What is the number of lines holding the word "英ポンド"? Write that number and nothing else.

:: Input rows ::

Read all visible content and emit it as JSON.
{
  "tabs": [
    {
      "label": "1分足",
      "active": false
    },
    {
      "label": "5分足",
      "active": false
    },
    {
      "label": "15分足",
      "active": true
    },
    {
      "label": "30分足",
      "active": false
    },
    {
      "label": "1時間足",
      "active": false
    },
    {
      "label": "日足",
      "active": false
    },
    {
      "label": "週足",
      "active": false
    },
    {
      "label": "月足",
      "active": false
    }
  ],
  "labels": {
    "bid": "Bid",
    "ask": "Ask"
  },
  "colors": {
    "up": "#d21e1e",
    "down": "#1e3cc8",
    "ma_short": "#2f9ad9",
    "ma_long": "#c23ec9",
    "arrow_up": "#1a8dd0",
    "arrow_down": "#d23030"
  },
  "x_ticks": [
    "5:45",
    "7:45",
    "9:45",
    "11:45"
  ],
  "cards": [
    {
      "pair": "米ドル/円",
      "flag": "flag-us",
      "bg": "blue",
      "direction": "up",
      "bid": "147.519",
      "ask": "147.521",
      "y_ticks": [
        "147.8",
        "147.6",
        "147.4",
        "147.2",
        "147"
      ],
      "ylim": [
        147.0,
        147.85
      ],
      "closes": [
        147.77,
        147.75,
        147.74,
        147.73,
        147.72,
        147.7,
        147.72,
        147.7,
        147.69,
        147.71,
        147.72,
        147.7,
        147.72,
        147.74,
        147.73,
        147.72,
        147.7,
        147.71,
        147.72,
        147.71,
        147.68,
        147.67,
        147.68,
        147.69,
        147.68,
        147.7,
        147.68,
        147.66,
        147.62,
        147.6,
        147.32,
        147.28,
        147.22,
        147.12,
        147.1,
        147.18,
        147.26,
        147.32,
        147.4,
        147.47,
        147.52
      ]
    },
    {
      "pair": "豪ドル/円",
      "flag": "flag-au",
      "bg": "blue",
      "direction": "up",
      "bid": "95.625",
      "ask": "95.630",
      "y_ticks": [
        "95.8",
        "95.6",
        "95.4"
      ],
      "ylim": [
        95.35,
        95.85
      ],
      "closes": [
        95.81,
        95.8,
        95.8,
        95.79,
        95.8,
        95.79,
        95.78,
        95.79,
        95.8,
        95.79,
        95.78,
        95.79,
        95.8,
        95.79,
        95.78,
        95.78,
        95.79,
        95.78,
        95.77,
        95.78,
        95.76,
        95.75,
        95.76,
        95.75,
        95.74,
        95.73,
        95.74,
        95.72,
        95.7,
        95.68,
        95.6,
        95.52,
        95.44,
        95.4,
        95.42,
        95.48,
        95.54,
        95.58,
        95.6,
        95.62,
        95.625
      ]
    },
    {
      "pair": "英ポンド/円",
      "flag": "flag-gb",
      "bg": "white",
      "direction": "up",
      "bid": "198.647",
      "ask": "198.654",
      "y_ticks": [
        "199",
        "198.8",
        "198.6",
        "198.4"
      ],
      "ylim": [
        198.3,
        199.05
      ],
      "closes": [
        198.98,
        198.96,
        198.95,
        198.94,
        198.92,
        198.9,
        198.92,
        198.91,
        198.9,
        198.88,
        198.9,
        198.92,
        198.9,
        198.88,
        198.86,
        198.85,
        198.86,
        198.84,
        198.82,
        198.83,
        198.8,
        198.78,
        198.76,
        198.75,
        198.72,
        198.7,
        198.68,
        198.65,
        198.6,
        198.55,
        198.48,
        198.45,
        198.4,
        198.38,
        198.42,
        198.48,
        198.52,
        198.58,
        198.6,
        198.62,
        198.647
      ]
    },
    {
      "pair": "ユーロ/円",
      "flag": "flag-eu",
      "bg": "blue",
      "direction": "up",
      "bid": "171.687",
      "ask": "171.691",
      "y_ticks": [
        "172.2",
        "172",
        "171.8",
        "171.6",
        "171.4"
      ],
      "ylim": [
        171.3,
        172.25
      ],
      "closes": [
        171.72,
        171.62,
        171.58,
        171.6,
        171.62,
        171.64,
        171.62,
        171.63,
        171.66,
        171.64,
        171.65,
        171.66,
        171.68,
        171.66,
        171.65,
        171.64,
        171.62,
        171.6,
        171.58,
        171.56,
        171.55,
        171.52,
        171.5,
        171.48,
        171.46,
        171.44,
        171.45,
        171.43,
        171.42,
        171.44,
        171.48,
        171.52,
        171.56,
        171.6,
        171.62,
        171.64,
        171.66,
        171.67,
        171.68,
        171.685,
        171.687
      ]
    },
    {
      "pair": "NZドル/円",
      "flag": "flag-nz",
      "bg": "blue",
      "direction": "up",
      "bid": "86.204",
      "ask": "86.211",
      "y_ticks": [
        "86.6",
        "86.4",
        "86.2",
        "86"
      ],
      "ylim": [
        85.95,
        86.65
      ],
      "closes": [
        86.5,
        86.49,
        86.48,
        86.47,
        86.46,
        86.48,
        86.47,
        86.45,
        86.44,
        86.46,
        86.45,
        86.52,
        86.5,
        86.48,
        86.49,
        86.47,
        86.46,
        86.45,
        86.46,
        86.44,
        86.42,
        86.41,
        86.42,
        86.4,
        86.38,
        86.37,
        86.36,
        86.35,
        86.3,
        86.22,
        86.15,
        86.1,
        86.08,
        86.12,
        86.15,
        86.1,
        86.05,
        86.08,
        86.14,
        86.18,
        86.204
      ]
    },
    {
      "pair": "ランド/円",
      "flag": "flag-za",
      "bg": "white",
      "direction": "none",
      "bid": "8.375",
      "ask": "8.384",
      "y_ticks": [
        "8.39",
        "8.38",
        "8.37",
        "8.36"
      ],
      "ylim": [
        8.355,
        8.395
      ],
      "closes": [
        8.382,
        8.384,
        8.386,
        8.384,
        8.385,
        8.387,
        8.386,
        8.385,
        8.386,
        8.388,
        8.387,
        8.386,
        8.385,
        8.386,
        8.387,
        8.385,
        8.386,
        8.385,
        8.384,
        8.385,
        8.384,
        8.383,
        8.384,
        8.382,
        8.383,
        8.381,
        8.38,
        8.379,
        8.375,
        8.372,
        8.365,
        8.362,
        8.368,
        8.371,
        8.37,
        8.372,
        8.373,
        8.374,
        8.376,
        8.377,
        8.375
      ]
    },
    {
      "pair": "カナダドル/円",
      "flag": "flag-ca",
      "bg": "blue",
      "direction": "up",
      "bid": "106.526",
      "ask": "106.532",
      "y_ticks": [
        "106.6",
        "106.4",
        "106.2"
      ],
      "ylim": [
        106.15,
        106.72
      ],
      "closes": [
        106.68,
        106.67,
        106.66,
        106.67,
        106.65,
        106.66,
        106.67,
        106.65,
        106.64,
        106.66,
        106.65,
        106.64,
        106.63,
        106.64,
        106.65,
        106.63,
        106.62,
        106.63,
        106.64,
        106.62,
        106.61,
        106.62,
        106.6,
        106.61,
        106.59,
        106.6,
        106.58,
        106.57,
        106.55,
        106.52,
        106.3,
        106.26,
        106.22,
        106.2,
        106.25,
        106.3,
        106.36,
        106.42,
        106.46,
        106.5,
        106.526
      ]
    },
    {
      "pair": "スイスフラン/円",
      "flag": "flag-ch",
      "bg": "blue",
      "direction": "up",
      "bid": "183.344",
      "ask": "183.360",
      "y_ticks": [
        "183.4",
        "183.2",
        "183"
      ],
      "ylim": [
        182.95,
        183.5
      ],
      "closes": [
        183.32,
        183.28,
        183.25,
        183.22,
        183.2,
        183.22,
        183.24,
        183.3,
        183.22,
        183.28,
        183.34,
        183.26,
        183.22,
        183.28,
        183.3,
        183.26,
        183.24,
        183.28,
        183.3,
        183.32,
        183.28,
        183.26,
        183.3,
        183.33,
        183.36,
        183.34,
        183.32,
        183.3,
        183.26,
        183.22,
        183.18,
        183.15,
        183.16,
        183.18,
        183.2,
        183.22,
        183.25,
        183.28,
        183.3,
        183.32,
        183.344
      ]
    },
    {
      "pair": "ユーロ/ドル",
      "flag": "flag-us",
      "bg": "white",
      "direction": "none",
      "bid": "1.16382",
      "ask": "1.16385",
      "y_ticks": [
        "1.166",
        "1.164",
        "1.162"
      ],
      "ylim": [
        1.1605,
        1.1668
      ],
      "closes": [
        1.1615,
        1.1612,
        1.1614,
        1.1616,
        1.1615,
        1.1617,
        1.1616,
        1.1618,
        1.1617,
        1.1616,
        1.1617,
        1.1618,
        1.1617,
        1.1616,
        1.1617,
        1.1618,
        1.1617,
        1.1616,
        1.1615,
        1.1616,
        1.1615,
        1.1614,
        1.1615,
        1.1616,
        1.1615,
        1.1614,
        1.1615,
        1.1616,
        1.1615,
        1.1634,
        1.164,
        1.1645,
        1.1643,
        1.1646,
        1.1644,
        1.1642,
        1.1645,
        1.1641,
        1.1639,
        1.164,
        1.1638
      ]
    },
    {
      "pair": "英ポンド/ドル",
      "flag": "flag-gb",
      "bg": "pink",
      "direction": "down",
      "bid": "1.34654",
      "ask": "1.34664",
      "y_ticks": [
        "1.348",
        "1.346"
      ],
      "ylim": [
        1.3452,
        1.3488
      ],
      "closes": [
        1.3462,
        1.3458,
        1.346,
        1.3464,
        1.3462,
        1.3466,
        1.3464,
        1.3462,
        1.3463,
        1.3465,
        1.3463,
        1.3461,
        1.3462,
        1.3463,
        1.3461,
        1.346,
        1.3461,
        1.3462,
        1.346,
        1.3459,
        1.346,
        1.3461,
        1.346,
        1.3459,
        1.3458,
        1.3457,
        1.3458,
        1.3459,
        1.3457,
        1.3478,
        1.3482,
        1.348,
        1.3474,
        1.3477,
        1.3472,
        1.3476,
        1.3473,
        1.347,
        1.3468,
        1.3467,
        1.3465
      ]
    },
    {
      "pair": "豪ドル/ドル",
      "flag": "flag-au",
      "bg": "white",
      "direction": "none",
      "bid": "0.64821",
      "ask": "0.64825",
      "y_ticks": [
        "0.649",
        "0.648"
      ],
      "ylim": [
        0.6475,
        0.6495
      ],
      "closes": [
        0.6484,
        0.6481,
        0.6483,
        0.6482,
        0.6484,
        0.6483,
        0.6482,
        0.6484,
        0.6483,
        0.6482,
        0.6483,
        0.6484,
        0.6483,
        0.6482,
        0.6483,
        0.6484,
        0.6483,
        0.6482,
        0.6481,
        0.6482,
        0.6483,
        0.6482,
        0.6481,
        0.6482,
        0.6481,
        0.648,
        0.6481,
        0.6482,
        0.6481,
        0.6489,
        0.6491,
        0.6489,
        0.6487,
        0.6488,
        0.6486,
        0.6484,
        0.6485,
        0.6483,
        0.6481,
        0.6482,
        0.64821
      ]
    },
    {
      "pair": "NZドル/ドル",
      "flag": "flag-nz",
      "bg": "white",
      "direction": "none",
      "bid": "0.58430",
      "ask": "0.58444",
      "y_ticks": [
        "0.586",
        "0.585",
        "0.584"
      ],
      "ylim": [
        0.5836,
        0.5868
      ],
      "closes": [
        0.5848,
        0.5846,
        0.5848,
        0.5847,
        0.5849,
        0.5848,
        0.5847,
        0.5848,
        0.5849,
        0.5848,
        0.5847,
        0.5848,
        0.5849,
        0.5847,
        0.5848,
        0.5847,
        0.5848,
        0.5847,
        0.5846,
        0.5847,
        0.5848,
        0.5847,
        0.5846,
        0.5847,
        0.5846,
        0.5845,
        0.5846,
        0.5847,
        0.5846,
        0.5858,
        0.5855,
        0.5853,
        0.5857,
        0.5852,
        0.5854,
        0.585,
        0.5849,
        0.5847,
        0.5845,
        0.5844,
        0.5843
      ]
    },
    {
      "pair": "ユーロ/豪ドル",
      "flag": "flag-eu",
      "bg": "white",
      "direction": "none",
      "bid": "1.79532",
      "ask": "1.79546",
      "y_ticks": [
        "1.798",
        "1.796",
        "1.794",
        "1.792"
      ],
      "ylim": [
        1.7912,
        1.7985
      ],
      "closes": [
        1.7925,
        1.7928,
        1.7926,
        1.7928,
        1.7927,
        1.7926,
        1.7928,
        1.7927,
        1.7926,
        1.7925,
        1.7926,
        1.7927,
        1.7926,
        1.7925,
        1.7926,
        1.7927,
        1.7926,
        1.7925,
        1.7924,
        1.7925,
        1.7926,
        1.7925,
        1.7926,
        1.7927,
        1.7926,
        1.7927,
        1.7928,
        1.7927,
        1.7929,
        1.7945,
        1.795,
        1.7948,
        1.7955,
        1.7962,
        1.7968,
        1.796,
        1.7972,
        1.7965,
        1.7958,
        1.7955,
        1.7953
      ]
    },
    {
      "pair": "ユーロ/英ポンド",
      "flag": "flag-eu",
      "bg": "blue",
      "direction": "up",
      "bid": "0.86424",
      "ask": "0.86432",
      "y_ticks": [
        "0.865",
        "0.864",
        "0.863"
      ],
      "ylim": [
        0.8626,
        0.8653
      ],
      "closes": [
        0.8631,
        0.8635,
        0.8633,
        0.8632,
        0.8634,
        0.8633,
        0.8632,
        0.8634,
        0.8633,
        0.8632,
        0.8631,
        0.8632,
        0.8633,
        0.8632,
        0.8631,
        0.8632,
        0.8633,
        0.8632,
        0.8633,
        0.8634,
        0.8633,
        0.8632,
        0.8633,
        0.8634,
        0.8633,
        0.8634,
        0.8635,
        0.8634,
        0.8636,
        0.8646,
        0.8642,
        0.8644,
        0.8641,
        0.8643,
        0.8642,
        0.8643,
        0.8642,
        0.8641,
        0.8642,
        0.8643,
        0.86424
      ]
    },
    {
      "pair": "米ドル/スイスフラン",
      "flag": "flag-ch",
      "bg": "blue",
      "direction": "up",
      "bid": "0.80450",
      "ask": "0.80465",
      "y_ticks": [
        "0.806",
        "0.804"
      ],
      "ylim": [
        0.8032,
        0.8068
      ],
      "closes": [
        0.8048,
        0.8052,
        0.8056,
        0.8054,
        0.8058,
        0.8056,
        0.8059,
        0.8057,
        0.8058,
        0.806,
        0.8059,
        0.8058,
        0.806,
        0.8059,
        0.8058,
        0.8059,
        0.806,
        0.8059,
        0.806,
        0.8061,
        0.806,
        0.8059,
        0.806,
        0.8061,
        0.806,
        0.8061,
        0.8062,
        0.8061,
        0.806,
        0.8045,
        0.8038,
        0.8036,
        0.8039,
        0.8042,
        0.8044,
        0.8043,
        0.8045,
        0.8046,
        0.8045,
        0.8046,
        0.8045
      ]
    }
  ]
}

:::

Response to the task — 3